* [What you are asked to do]: Lines containing the string "this" are to be counted; report the total by itself.

* [Extracted data]:
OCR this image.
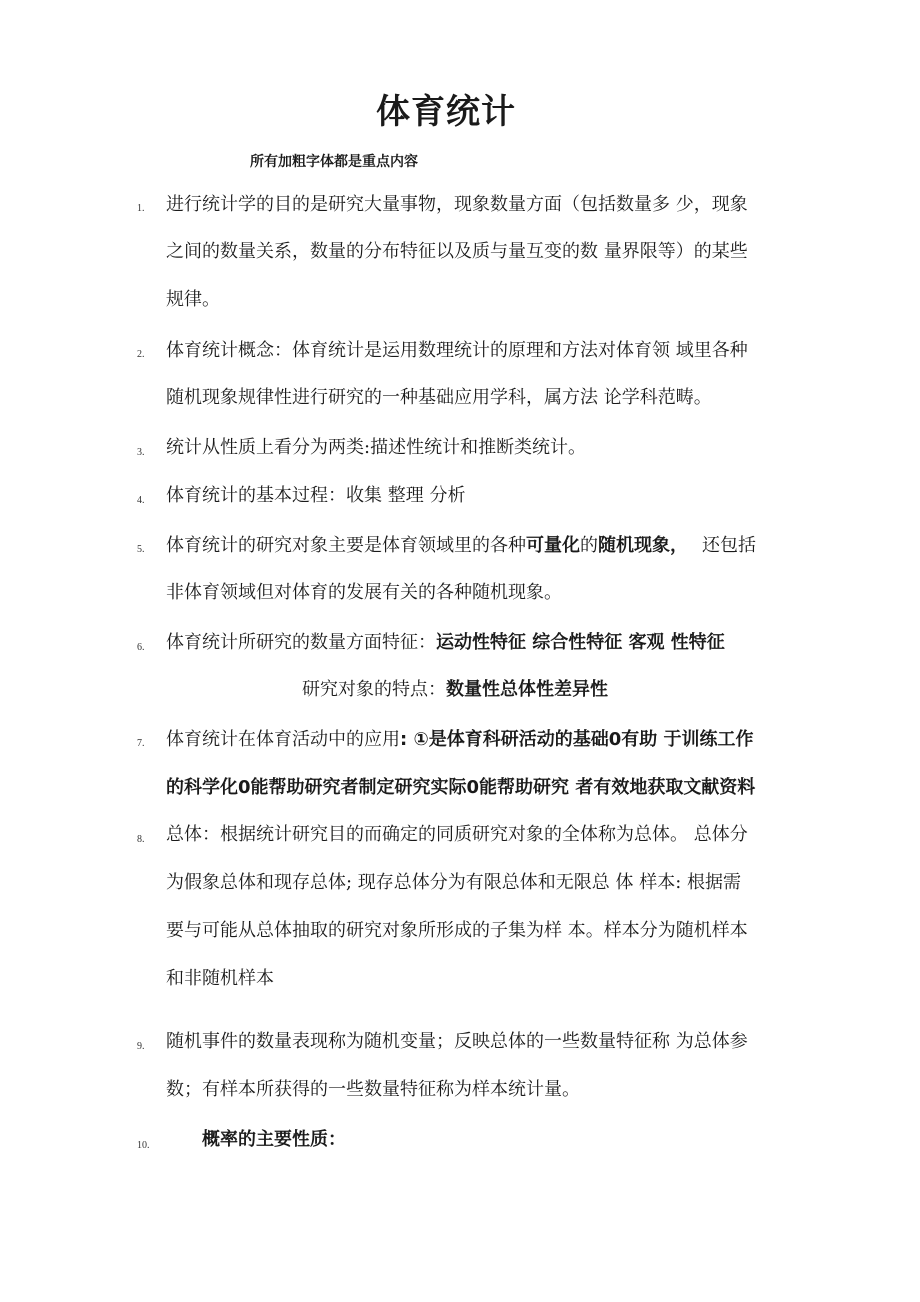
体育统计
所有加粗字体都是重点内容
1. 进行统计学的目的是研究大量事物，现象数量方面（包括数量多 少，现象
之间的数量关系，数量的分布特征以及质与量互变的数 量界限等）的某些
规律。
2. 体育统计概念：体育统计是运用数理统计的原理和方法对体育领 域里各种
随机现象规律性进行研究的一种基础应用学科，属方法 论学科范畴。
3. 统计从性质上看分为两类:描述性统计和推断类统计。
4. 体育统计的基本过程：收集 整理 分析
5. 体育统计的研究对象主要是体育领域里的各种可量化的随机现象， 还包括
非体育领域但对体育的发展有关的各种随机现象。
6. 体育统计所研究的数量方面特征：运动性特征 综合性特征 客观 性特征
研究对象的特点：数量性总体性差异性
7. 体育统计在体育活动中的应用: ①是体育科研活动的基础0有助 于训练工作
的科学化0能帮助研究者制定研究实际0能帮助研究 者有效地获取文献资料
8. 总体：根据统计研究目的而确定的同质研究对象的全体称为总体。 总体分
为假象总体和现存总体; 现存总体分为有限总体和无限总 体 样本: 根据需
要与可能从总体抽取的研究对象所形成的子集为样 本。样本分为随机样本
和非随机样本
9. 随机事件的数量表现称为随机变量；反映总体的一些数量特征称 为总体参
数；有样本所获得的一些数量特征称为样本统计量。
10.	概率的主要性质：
---
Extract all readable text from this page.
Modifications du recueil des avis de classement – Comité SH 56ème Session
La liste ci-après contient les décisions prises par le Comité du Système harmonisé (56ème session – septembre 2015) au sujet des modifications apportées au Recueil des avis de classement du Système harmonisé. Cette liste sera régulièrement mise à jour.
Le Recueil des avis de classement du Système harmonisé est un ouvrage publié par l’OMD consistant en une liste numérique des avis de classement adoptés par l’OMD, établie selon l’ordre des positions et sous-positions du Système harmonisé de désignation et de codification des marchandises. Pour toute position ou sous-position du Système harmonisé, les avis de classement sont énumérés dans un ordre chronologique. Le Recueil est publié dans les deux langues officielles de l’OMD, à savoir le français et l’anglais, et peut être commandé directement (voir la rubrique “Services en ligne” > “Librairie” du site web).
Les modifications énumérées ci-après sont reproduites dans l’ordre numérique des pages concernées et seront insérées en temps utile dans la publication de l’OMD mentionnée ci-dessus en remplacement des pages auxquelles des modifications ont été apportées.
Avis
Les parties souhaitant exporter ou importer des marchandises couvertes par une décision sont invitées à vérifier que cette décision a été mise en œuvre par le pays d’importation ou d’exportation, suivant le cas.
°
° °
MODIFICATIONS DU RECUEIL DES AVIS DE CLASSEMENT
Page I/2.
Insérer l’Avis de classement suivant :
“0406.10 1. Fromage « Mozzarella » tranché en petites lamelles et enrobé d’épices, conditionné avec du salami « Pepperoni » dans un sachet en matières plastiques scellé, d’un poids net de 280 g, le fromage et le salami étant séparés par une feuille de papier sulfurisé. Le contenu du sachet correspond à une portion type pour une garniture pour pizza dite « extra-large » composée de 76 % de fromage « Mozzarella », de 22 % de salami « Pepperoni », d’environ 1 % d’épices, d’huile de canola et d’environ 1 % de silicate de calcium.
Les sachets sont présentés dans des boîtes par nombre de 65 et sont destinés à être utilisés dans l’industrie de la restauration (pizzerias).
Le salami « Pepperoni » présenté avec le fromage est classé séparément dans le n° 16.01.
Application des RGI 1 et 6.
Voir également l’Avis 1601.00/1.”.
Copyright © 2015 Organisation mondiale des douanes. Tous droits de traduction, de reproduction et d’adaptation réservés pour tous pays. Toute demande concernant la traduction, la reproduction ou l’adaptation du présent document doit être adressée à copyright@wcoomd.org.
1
* * *
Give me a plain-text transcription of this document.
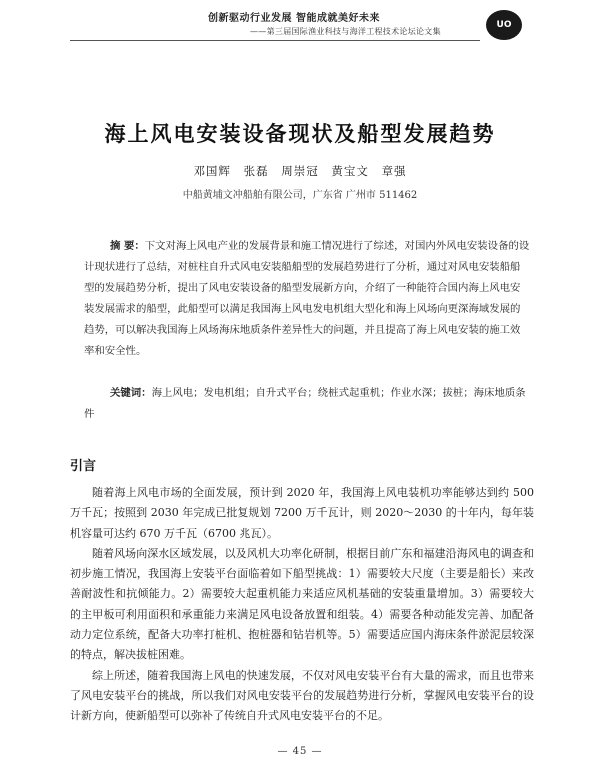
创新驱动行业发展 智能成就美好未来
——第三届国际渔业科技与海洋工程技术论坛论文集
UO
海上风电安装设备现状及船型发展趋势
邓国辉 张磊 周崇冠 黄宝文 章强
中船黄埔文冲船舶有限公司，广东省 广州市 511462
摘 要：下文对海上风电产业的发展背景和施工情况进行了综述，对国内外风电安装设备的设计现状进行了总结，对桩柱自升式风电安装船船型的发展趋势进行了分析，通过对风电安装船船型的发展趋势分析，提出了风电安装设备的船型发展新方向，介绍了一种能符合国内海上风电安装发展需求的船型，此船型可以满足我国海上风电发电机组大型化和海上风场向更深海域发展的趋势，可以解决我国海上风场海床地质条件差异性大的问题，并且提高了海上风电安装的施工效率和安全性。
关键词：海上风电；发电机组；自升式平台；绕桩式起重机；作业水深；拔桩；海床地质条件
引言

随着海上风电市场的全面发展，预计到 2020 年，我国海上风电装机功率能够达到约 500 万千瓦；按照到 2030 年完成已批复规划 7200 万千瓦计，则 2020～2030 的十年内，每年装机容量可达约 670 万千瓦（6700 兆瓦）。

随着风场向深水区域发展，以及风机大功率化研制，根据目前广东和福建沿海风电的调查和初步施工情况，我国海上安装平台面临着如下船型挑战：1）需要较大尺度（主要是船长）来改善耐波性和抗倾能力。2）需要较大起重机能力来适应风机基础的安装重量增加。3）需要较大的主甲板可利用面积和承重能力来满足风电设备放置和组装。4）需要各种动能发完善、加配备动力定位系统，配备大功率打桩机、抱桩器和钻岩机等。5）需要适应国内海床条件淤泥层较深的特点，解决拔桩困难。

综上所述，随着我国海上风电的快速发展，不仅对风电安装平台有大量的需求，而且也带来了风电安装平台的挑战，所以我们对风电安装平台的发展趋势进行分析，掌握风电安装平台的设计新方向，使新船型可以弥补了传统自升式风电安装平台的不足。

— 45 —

* [Finished task]: 3